== TASK OBJECTIVE ==
Spot each line in the records below where the word "tăng" occurs, then copy it.

== Data excerpts ==
(begin)
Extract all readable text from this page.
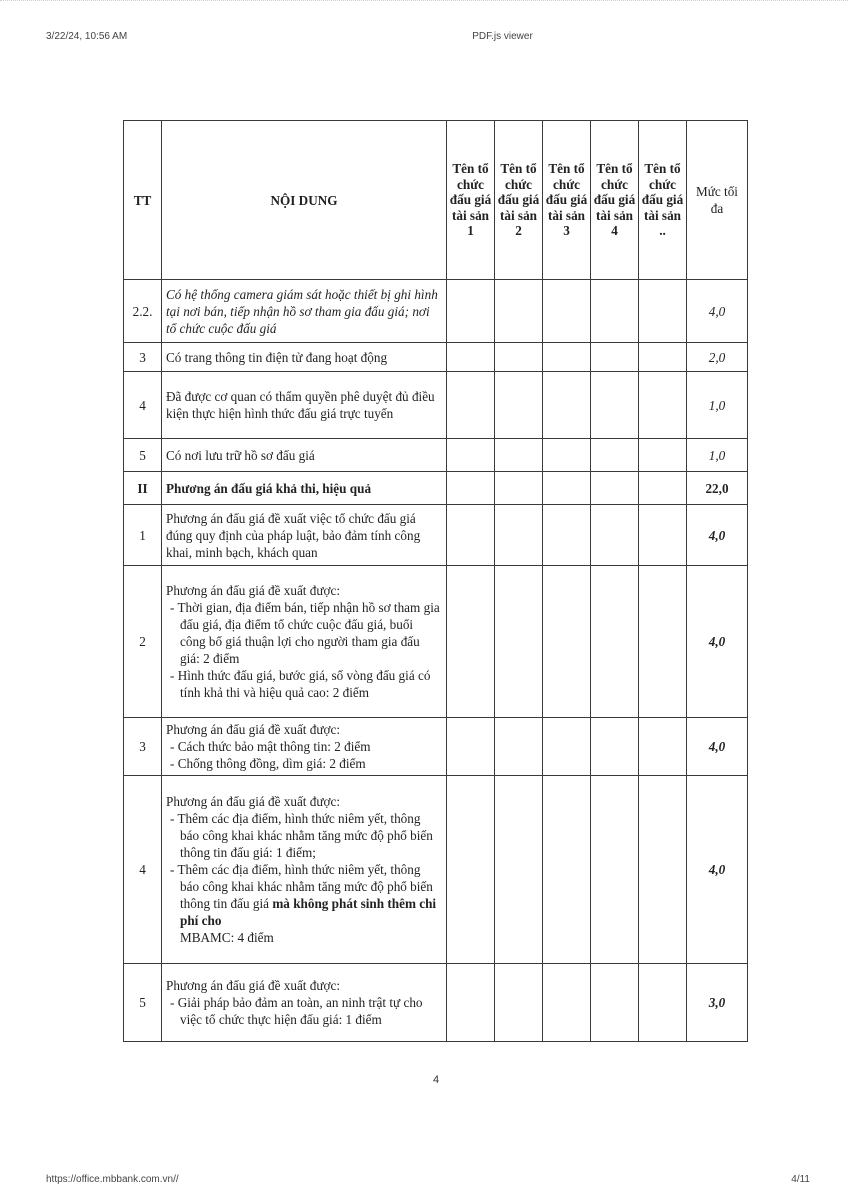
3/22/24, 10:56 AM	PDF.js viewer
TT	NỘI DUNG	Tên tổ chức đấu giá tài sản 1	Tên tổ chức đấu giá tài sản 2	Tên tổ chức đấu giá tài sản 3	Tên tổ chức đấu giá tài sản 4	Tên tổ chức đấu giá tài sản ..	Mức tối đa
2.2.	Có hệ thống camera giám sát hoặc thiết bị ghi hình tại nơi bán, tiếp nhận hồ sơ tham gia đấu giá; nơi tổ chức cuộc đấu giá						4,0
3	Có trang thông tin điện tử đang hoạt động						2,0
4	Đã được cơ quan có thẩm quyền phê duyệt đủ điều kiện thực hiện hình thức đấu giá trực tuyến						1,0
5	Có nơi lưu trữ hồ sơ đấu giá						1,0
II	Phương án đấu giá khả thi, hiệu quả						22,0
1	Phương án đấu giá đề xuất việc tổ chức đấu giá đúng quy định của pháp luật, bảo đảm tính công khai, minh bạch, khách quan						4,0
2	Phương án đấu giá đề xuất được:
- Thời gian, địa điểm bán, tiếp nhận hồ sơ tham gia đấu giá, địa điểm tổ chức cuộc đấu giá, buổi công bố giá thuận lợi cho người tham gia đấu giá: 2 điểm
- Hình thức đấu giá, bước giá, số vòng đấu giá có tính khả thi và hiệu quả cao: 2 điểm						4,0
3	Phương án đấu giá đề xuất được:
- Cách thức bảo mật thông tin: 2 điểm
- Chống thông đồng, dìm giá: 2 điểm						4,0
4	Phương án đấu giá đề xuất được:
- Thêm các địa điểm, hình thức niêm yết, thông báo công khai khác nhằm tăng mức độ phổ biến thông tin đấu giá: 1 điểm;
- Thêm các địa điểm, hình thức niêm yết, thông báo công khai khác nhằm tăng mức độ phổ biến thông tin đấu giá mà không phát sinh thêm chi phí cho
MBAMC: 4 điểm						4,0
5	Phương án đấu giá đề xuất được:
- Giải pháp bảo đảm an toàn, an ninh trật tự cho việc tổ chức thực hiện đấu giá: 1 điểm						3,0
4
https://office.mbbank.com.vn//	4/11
(end)
== FINAL RESULT ==
- Thêm các địa điểm, hình thức niêm yết, thông báo công khai khác nhằm tăng mức độ phổ biến thông tin đấu giá: 1 điểm;
- Thêm các địa điểm, hình thức niêm yết, thông báo công khai khác nhằm tăng mức độ phổ biến thông tin đấu giá mà không phát sinh thêm chi phí cho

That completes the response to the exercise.